◆ WHAT YOU HAVE TO DO ◆
Where does the string "marker" appear in the records? Copy every line that contains it.

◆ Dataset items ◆
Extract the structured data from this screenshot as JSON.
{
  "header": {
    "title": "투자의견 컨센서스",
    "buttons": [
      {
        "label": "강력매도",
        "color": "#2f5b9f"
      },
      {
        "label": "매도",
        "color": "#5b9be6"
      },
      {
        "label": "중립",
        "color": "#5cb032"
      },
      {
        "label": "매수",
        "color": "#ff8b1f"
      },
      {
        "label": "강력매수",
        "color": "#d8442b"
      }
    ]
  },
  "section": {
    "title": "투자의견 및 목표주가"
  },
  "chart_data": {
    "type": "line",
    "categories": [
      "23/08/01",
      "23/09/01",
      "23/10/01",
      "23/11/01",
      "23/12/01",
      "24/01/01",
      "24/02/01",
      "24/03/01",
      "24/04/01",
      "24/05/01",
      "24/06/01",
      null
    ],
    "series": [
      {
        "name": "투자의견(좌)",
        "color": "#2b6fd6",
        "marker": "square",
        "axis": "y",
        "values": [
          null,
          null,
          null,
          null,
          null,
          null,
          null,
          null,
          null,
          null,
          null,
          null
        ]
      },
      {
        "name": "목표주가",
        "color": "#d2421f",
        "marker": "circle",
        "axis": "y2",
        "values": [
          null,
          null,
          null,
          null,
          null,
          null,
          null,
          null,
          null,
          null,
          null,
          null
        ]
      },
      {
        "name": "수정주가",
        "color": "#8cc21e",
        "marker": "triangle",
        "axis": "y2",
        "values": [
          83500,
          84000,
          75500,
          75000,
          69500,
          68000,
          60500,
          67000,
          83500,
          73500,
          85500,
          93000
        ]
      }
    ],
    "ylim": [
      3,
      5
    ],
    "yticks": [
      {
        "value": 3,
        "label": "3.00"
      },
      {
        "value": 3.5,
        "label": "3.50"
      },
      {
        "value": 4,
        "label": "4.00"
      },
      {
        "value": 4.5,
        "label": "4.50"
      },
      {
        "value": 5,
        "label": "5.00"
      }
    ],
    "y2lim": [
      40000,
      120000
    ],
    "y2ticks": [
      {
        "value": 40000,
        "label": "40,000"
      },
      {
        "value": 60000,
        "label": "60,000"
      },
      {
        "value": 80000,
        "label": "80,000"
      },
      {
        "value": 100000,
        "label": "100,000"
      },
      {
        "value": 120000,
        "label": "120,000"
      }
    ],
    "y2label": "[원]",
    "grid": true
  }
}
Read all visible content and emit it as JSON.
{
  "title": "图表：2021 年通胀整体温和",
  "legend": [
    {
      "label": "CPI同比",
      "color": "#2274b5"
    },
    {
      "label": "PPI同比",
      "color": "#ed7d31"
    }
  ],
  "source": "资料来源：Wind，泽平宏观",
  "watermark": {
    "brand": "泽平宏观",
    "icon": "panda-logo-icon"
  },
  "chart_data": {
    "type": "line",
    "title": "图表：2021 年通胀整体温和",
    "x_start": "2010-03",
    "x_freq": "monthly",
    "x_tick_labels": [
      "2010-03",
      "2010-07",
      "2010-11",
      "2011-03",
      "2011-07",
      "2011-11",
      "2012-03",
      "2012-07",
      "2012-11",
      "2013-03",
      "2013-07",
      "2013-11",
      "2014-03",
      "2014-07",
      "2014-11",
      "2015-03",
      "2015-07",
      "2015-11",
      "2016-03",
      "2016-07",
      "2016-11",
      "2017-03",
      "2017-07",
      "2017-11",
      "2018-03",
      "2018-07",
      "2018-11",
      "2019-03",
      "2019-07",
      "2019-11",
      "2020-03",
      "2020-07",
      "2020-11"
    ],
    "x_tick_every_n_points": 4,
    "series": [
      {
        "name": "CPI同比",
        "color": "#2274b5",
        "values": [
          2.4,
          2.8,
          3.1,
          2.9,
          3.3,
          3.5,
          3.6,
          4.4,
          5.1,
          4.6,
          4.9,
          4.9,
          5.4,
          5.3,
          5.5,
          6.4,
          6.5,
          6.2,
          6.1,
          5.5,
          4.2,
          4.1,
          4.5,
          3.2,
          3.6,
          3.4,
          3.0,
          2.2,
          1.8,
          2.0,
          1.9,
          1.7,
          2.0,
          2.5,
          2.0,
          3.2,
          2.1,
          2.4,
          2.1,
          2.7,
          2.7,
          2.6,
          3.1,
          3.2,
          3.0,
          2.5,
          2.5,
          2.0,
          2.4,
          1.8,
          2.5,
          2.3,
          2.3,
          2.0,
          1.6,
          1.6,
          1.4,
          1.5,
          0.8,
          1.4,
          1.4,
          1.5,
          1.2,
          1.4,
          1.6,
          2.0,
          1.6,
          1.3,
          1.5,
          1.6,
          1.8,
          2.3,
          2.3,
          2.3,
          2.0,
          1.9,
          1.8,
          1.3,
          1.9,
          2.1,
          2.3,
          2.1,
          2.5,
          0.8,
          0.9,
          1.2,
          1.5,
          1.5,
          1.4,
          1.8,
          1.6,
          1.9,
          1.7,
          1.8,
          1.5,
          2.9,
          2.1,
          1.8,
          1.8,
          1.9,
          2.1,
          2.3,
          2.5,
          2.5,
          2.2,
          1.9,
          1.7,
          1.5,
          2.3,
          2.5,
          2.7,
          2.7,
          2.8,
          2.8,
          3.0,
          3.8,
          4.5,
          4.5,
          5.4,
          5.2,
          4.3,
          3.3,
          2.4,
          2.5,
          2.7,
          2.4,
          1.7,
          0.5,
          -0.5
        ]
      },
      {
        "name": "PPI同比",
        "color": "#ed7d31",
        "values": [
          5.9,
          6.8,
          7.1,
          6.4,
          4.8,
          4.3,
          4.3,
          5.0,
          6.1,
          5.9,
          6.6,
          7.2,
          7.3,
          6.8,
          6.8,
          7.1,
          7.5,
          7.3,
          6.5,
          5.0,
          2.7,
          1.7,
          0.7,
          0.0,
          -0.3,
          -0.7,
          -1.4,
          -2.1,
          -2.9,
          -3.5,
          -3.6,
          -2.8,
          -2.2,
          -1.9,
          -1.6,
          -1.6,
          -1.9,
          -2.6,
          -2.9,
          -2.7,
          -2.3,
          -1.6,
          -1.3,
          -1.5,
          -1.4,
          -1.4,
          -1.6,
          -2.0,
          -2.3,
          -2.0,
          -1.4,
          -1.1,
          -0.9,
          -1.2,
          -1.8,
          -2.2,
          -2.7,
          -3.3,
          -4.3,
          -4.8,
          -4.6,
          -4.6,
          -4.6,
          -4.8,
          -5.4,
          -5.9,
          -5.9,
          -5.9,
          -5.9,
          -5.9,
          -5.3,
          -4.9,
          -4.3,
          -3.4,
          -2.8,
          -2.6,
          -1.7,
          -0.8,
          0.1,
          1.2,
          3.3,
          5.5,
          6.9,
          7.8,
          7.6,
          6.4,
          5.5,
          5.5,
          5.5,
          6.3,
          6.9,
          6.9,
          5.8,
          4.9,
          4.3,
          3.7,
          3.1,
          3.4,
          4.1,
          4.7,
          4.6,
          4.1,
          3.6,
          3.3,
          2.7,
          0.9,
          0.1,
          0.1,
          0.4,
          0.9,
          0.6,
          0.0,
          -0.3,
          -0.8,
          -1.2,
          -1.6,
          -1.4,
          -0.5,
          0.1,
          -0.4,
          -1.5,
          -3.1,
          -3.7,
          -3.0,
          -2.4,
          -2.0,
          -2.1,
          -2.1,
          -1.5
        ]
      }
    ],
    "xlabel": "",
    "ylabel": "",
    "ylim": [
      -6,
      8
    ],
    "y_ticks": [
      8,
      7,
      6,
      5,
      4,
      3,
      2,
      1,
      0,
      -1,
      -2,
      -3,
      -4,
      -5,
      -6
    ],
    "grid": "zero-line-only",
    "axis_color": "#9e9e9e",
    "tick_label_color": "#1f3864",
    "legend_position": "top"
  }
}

◆ REPLY TO THE EXERCISE ◆
        "marker": "square",
        "marker": "circle",
        "marker": "triangle",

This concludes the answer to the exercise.